> What you should do:
Report each line of the data that has "name" somewhere in it.

> Material for this exercise:
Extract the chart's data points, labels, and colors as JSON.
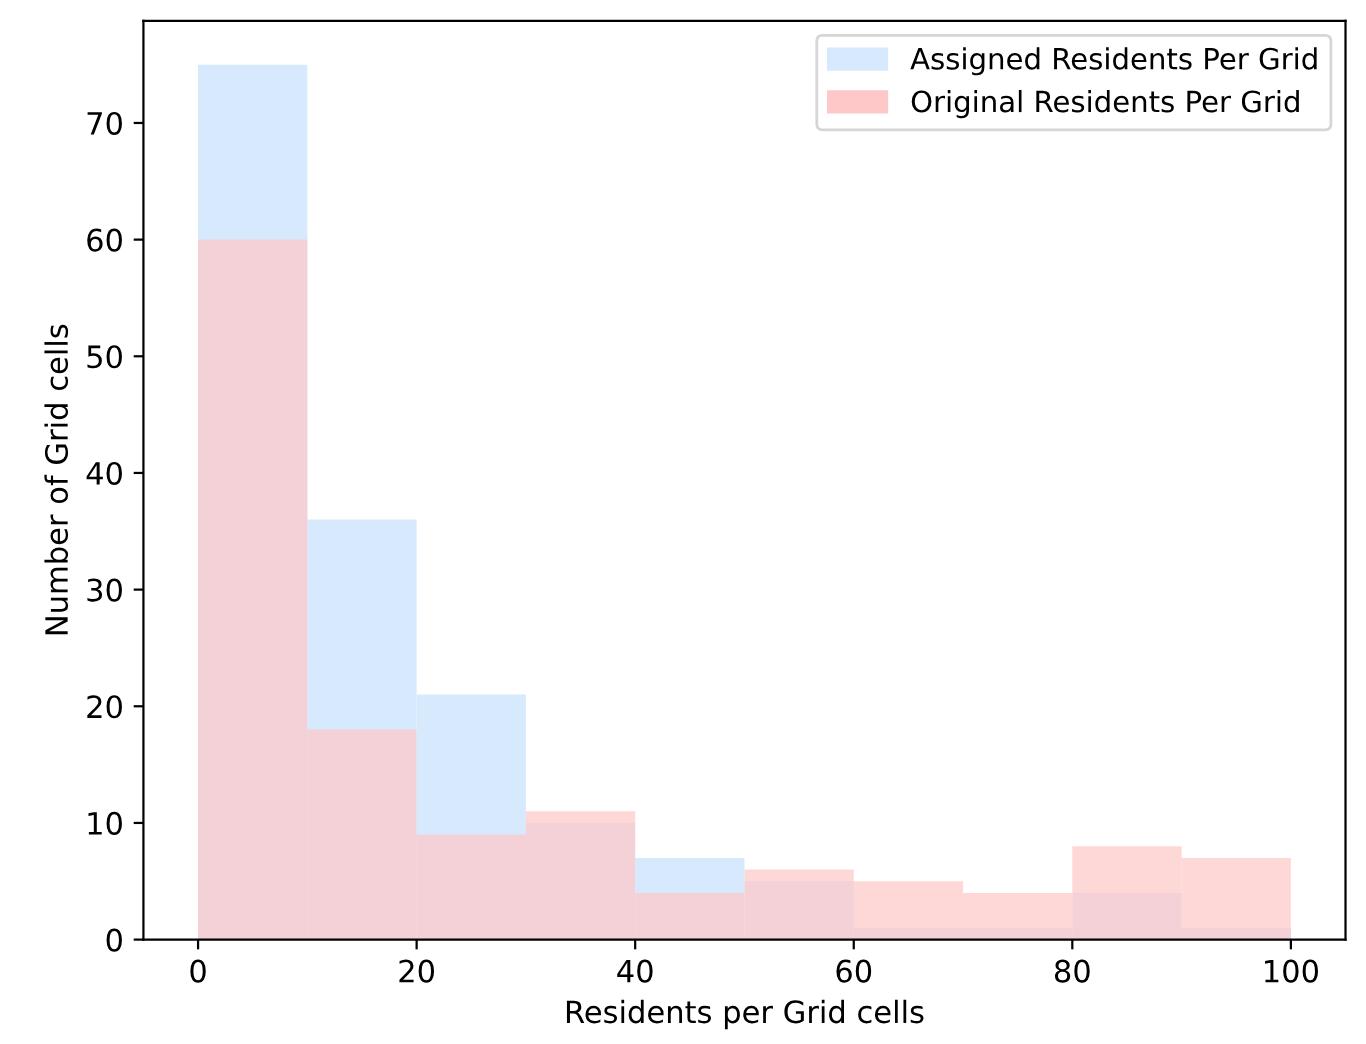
{
  "chart_data": {
    "type": "histogram",
    "xlabel": "Residents per Grid cells",
    "ylabel": "Number of Grid cells",
    "bins": [
      0,
      10,
      20,
      30,
      40,
      50,
      60,
      70,
      80,
      90,
      100
    ],
    "series": [
      {
        "name": "Assigned Residents Per Grid",
        "color": "#d6e9fd",
        "values": [
          75,
          36,
          21,
          10,
          7,
          5,
          1,
          1,
          4,
          1
        ]
      },
      {
        "name": "Original Residents Per Grid",
        "color": "#fec8c8",
        "values": [
          60,
          18,
          9,
          11,
          4,
          6,
          5,
          4,
          8,
          7
        ]
      }
    ],
    "xlim": [
      -5,
      105
    ],
    "xticks": [
      0,
      20,
      40,
      60,
      80,
      100
    ],
    "ylim": [
      0,
      78.75
    ],
    "yticks": [
      0,
      10,
      20,
      30,
      40,
      50,
      60,
      70
    ],
    "grid": false,
    "legend": "top right"
  }
}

> Answer for this exercise:
        "name": "Assigned Residents Per Grid",
        "name": "Original Residents Per Grid",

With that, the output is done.